Entries
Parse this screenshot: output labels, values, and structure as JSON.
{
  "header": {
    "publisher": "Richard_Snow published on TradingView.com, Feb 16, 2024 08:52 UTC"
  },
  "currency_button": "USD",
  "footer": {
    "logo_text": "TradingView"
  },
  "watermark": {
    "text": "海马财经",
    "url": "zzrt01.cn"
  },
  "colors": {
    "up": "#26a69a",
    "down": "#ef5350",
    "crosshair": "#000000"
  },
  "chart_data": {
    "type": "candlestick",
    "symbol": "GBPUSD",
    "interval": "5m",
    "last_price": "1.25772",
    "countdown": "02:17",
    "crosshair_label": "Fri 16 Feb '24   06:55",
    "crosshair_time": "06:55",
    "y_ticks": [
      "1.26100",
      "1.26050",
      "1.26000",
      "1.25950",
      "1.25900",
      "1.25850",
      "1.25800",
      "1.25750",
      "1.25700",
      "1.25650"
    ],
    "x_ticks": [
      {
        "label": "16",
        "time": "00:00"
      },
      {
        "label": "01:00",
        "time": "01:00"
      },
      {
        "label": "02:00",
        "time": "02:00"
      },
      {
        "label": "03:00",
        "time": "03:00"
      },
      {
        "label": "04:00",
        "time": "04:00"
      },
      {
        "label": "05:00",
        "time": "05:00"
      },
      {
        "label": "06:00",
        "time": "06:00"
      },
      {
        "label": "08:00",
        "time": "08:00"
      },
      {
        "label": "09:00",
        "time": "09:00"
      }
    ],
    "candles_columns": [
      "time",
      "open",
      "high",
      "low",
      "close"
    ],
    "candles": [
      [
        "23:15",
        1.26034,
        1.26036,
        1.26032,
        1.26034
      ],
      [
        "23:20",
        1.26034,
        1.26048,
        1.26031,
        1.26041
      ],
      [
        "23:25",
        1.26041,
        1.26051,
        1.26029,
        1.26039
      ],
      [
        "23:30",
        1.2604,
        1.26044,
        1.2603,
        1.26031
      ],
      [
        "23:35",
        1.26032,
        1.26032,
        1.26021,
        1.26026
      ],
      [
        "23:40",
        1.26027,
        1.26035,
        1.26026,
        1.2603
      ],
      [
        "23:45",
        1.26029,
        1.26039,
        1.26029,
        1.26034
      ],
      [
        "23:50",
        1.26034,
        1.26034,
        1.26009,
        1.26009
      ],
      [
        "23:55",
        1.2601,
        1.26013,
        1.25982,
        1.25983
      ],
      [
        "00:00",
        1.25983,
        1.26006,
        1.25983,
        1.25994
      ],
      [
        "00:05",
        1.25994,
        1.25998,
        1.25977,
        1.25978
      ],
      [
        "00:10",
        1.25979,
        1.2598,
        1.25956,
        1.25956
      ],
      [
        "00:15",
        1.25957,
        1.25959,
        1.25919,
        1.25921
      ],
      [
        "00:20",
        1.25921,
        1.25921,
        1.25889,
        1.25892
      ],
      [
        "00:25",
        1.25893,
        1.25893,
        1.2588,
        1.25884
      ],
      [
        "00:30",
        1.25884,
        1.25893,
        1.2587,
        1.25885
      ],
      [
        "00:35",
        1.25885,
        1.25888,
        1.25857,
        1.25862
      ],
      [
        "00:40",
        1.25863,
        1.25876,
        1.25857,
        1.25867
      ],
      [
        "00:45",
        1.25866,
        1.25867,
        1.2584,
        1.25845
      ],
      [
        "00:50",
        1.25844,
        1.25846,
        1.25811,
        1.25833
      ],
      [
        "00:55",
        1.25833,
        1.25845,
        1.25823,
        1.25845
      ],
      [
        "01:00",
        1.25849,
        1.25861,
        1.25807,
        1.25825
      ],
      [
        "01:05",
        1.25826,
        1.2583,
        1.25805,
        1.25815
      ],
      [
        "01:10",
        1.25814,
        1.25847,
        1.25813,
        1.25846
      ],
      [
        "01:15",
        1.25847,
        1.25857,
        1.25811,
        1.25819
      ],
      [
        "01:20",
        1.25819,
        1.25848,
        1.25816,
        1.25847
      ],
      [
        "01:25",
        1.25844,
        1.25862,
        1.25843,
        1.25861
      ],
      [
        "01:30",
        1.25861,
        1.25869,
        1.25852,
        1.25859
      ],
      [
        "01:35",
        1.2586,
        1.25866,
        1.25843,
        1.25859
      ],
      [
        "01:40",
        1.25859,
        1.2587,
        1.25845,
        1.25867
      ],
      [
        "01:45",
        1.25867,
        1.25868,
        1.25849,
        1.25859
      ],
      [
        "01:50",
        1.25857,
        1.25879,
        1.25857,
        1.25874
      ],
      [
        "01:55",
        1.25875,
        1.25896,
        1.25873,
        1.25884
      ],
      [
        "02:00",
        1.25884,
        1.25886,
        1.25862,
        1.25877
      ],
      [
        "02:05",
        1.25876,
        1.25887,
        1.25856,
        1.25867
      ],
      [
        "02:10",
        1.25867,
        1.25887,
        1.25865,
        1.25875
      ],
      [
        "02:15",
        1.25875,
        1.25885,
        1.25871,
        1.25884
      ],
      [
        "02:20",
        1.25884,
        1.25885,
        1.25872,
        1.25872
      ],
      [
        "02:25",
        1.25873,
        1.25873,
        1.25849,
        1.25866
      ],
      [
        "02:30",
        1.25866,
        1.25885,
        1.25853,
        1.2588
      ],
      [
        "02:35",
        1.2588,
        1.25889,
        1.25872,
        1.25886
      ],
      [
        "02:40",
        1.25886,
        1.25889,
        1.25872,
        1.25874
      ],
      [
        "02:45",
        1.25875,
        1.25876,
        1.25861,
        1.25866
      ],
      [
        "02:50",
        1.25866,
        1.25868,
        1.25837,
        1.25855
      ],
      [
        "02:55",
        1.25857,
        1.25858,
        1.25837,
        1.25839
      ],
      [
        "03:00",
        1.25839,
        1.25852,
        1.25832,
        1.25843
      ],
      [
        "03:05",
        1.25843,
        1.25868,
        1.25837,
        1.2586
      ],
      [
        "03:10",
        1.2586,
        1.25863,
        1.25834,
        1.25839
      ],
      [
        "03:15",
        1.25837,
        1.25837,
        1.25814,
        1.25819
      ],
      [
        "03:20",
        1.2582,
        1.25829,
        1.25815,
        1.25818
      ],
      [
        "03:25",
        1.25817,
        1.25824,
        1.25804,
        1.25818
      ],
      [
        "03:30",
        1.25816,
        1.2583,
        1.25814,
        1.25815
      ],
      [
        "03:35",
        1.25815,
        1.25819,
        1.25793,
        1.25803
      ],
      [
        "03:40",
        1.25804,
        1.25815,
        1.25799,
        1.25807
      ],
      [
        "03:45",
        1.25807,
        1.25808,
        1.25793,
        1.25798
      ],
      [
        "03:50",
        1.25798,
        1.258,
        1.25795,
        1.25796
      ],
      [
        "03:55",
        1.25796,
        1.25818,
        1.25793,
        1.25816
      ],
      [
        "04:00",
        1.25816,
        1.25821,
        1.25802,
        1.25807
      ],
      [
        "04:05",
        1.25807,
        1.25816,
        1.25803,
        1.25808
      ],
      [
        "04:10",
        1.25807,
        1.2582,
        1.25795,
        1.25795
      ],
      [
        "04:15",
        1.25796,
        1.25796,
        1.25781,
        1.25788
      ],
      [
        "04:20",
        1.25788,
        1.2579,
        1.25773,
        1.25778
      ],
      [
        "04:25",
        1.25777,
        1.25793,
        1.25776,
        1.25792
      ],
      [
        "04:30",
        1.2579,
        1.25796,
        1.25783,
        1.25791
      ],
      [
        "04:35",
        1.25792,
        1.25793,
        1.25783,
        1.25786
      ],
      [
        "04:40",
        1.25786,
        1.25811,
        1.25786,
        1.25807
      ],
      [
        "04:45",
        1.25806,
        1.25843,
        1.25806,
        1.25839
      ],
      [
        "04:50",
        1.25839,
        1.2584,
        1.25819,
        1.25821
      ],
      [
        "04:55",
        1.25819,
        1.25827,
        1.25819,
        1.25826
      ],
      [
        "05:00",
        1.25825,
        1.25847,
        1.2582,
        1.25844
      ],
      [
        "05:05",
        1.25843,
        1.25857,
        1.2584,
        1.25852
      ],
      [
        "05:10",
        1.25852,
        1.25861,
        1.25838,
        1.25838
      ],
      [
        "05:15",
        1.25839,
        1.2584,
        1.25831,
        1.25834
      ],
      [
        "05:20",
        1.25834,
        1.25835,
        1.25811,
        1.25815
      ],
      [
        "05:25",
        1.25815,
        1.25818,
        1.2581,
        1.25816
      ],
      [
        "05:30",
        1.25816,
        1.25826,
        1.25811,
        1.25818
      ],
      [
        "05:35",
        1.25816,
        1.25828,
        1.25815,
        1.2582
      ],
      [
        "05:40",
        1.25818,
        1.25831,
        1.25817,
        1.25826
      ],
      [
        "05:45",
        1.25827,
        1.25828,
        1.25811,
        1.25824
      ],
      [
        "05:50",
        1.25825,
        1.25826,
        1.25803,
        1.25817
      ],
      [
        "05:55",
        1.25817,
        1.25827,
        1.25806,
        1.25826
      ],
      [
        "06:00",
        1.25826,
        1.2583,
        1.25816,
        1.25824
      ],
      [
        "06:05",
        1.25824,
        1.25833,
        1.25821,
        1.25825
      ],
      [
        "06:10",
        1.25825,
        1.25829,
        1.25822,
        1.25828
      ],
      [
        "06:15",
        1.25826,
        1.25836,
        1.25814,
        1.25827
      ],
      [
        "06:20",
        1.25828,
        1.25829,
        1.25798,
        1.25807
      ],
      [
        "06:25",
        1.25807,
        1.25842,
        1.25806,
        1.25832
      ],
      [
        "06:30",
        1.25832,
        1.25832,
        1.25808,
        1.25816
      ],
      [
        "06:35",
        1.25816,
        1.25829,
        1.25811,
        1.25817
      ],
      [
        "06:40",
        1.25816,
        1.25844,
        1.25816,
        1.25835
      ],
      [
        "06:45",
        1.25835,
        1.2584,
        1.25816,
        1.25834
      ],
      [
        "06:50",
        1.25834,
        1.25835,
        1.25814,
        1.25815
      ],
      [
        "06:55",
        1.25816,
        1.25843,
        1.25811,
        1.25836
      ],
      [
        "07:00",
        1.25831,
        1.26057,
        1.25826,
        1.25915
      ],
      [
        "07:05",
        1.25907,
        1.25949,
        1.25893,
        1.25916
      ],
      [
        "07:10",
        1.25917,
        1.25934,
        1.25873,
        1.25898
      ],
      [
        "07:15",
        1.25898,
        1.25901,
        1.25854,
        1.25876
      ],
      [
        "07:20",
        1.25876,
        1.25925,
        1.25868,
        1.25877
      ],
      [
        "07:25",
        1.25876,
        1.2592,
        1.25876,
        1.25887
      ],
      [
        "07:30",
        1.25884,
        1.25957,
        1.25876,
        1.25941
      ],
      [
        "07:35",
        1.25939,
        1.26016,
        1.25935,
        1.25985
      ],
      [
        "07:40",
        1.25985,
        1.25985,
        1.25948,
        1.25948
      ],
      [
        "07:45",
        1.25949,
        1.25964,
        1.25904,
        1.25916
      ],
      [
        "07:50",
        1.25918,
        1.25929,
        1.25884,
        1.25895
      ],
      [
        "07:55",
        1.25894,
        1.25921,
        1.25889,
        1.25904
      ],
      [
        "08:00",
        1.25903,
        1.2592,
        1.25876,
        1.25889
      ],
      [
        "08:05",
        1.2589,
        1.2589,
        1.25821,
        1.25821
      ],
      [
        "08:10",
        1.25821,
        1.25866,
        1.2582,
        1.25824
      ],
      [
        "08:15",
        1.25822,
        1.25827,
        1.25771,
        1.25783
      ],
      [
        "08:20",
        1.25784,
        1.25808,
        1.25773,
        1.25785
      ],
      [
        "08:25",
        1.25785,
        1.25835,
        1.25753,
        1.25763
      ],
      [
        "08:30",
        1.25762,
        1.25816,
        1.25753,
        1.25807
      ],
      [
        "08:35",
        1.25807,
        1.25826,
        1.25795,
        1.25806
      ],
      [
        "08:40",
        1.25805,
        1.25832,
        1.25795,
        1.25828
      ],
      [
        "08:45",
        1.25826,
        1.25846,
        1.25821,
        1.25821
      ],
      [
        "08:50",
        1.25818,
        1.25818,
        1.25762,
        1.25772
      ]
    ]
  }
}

Goal of the exercise
Return only the number of lines in the data above that include the word "TradingView".

Result
2